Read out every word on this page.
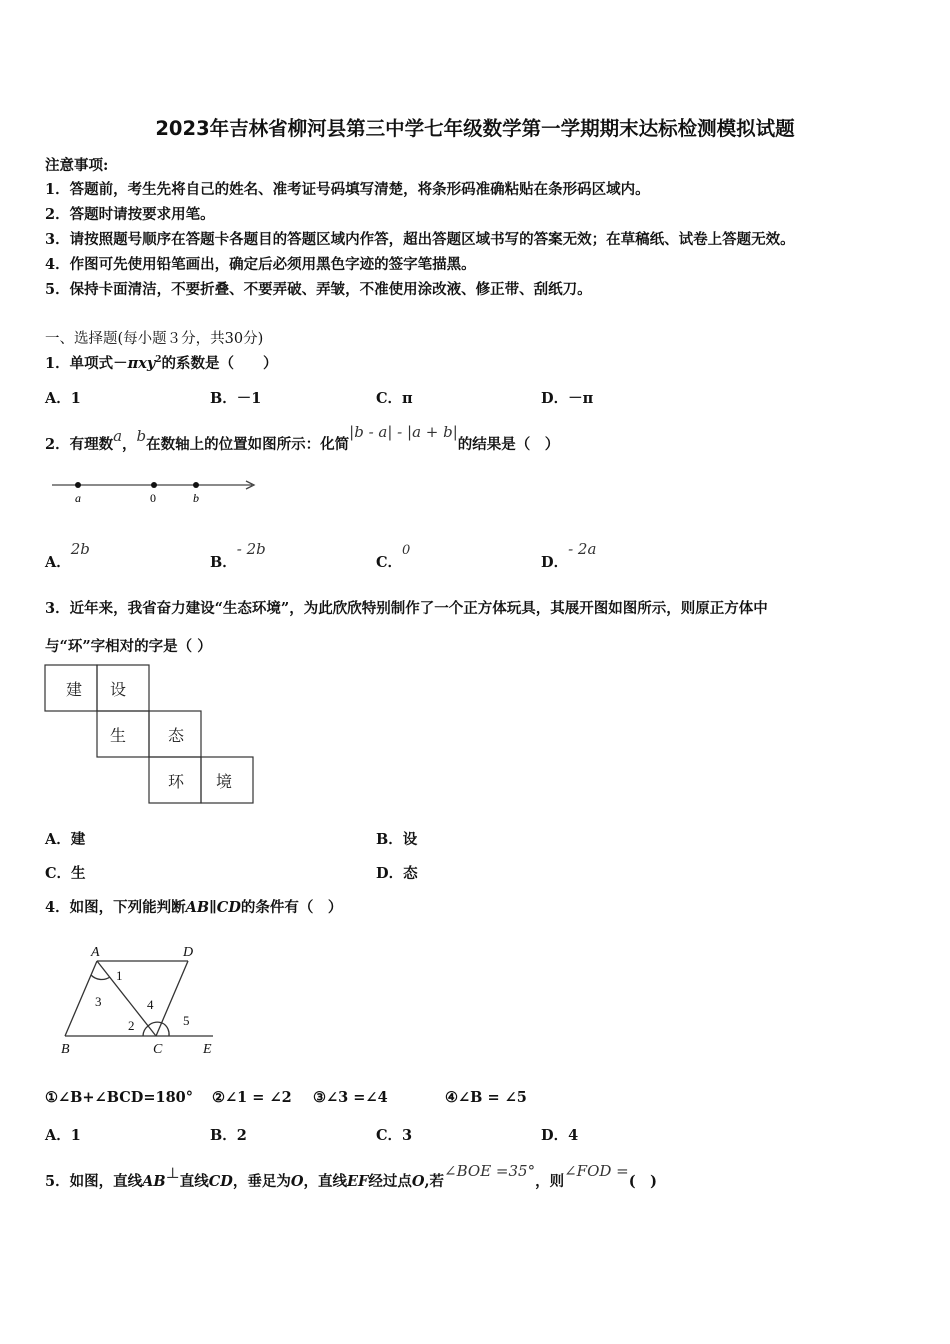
2023年吉林省柳河县第三中学七年级数学第一学期期末达标检测模拟试题
注意事项:
1．答题前，考生先将自己的姓名、准考证号码填写清楚，将条形码准确粘贴在条形码区域内。
2．答题时请按要求用笔。
3．请按照题号顺序在答题卡各题目的答题区域内作答，超出答题区域书写的答案无效；在草稿纸、试卷上答题无效。
4．作图可先使用铅笔画出，确定后必须用黑色字迹的签字笔描黑。
5．保持卡面清洁，不要折叠、不要弄破、弄皱，不准使用涂改液、修正带、刮纸刀。
一、选择题(每小题３分，共30分)
1．单项式－πxy$^2$的系数是（　　）
A．1	B．－1	C．π	D．－π
2．有理数a，b在数轴上的位置如图所示：化简|b - a| - |a + b|的结果是（　）
a	0	b
A．2b
B．- 2b
C．0
D．- 2a
3．近年来，我省奋力建设“生态环境”，为此欣欣特别制作了一个正方体玩具，其展开图如图所示，则原正方体中
与“环”字相对的字是（ ）
建 设
生	态
环 境
A．建	B．设
C．生	D．态
4．如图，下列能判断AB∥CD的条件有（　）
A	D
B	C	E
1
3	4
2	5
①∠B+∠BCD=180° ②∠1 = ∠2 ③∠3 =∠4	④∠B = ∠5
A．1	B．2	C．3	D．4
5．如图，直线AB⊥直线CD，垂足为O，直线EF经过点O,若∠BOE =35°，则∠FOD =(　)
= = = = = = =
#### Exercise description:
Copy out all the data without changing anything, and drop the pictures.

#### Task result:
Read out every word on this page.
2023年吉林省柳河县第三中学七年级数学第一学期期末达标检测模拟试题
注意事项:
1．答题前，考生先将自己的姓名、准考证号码填写清楚，将条形码准确粘贴在条形码区域内。
2．答题时请按要求用笔。
3．请按照题号顺序在答题卡各题目的答题区域内作答，超出答题区域书写的答案无效；在草稿纸、试卷上答题无效。
4．作图可先使用铅笔画出，确定后必须用黑色字迹的签字笔描黑。
5．保持卡面清洁，不要折叠、不要弄破、弄皱，不准使用涂改液、修正带、刮纸刀。
一、选择题(每小题３分，共30分)
1．单项式－πxy$^2$的系数是（　　）
A．1	B．－1	C．π	D．－π
2．有理数a，b在数轴上的位置如图所示：化简|b - a| - |a + b|的结果是（　）
a	0	b
A．2b
B．- 2b
C．0
D．- 2a
3．近年来，我省奋力建设“生态环境”，为此欣欣特别制作了一个正方体玩具，其展开图如图所示，则原正方体中
与“环”字相对的字是（ ）
建 设
生	态
环 境
A．建	B．设
C．生	D．态
4．如图，下列能判断AB∥CD的条件有（　）
A	D
B	C	E
1
3	4
2	5
①∠B+∠BCD=180° ②∠1 = ∠2 ③∠3 =∠4	④∠B = ∠5
A．1	B．2	C．3	D．4
5．如图，直线AB⊥直线CD，垂足为O，直线EF经过点O,若∠BOE =35°，则∠FOD =(　)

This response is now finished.